◆ SOURCE RECORDS ◆
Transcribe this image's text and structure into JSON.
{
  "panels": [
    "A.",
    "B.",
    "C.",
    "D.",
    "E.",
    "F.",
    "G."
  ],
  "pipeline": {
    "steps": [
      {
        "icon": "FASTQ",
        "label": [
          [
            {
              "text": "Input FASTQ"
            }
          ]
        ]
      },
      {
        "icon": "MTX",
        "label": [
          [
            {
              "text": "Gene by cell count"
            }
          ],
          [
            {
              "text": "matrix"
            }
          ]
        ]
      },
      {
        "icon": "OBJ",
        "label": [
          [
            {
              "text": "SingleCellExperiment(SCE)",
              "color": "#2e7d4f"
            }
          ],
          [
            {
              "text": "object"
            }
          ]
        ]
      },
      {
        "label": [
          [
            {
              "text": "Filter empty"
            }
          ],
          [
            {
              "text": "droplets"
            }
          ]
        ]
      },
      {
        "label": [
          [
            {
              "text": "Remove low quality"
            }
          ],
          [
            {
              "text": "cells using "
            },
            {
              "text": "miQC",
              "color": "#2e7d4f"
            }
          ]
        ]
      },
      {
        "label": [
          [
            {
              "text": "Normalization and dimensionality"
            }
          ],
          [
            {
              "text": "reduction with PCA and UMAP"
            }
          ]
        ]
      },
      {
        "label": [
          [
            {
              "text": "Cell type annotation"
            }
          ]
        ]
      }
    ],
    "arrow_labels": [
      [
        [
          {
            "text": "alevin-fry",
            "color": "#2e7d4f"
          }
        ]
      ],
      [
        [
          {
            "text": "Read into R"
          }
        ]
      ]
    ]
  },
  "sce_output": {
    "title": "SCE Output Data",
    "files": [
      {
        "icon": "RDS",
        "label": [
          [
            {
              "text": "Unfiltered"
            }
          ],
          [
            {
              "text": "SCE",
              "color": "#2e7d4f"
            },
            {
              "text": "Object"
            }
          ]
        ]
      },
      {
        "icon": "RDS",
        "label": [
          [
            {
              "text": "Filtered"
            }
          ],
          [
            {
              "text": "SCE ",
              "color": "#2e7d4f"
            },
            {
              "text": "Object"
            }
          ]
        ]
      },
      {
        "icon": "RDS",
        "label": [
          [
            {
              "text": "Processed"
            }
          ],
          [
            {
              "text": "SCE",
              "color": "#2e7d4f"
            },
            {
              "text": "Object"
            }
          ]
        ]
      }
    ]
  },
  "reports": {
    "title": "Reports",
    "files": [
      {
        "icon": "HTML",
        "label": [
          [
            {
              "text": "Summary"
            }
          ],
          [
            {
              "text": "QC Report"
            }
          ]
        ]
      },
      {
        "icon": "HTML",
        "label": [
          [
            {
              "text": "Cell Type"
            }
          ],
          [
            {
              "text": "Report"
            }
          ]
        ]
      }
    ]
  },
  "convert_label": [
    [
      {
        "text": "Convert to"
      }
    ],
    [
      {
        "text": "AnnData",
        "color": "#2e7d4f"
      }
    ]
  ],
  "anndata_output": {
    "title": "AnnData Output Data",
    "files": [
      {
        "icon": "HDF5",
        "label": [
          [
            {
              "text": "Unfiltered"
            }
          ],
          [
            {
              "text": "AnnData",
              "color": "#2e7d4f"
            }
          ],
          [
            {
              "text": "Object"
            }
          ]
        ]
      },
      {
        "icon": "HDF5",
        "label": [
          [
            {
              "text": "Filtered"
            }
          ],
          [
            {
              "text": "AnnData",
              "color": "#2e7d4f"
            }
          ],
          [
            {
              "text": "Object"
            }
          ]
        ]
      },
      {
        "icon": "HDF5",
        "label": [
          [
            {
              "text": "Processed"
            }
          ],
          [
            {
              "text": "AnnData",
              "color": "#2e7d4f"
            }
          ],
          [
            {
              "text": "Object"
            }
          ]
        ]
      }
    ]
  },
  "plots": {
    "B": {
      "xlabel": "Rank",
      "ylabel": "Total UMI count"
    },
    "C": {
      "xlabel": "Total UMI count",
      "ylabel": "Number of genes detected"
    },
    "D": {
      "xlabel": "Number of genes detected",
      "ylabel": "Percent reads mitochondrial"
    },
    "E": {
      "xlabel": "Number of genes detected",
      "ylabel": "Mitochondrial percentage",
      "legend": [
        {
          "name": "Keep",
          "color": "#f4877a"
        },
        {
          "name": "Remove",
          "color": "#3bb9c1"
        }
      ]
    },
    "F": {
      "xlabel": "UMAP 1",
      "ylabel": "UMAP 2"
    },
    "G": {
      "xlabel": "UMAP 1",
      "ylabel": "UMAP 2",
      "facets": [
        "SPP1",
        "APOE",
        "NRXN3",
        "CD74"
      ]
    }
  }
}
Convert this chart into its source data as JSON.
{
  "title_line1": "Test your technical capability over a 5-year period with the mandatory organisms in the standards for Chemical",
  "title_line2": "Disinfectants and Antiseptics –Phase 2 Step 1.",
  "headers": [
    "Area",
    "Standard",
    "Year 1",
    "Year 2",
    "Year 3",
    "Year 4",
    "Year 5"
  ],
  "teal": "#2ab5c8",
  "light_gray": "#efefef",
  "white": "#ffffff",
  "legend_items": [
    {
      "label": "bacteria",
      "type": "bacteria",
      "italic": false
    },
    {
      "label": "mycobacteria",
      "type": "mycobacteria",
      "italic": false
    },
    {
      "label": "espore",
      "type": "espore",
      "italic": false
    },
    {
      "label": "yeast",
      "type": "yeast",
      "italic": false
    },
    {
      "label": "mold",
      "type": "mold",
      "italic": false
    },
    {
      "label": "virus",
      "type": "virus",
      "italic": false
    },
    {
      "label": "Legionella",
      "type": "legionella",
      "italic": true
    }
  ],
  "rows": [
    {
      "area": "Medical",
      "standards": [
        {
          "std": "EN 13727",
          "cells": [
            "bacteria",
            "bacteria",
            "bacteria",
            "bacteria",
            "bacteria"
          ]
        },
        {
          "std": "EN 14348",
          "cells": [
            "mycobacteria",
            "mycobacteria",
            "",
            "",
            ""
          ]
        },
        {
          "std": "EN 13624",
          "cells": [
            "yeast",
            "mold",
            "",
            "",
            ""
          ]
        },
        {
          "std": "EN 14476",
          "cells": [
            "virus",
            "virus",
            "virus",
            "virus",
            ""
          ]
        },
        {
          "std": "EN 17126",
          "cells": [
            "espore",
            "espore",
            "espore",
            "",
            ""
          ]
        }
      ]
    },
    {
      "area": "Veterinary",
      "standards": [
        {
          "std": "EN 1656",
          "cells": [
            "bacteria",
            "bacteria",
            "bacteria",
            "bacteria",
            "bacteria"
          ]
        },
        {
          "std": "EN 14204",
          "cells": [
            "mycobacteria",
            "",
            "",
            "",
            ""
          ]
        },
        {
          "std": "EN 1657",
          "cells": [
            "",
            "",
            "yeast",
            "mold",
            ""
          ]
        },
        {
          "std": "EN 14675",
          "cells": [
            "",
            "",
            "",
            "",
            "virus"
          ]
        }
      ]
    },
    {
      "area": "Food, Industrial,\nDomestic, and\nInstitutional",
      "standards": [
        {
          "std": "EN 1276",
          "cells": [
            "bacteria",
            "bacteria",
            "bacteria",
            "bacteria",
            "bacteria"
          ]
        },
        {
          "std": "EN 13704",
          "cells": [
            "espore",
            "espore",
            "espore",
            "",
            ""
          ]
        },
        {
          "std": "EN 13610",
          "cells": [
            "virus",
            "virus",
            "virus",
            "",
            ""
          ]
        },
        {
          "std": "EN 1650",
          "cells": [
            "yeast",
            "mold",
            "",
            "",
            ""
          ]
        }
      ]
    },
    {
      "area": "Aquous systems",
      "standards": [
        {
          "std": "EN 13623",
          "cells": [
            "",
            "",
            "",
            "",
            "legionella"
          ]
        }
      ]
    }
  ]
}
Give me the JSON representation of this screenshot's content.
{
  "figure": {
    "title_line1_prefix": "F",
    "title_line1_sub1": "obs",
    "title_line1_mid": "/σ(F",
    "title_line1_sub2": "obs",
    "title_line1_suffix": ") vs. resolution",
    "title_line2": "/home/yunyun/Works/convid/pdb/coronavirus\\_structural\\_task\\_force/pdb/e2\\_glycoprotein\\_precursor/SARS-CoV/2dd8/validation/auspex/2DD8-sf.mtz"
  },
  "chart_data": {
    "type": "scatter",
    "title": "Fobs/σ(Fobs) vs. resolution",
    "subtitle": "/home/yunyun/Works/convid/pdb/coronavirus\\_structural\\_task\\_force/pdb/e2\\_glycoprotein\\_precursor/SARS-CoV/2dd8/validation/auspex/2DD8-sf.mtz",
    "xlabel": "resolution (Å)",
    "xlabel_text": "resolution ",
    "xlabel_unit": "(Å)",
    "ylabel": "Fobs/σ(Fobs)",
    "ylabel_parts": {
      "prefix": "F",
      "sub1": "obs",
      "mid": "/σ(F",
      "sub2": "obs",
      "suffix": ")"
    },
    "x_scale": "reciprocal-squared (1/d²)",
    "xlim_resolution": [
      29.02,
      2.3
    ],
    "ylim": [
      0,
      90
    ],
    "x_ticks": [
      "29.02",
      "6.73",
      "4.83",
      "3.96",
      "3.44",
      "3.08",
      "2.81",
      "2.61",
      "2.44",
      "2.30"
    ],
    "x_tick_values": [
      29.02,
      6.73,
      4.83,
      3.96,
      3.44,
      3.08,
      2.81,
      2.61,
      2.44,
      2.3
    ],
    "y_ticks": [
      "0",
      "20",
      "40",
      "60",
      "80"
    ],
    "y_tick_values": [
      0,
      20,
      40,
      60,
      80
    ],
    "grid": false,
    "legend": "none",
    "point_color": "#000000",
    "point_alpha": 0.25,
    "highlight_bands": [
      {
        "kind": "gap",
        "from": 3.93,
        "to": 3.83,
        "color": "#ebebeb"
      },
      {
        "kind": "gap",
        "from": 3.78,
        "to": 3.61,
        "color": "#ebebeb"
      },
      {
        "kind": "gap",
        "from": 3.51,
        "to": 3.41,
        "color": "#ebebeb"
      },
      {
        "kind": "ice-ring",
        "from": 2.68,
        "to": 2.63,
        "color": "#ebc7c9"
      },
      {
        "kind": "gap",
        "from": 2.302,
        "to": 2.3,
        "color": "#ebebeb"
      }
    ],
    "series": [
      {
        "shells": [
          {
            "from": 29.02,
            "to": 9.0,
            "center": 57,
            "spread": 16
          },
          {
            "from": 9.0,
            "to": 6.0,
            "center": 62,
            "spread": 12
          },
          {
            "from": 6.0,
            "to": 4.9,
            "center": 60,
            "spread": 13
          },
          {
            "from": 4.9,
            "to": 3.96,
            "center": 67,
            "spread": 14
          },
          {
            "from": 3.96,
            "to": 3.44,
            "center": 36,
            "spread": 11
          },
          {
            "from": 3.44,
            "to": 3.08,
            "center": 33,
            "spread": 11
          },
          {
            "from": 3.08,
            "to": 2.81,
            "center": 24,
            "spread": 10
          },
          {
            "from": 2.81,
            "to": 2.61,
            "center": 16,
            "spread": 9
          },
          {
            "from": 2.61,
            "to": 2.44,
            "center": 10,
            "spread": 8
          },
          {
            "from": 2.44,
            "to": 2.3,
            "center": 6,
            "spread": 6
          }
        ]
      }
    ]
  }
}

◆ WHAT THE TASK ASKS ◆
Please copy each line of the records above in which the word "convid" can be found.

◆ YOUR SOLUTION ◆
    "title_line2": "/home/yunyun/Works/convid/pdb/coronavirus\\_structural\\_task\\_force/pdb/e2\\_glycoprotein\\_precursor/SARS-CoV/2dd8/validation/auspex/2DD8-sf.mtz"
    "subtitle": "/home/yunyun/Works/convid/pdb/coronavirus\\_structural\\_task\\_force/pdb/e2\\_glycoprotein\\_precursor/SARS-CoV/2dd8/validation/auspex/2DD8-sf.mtz",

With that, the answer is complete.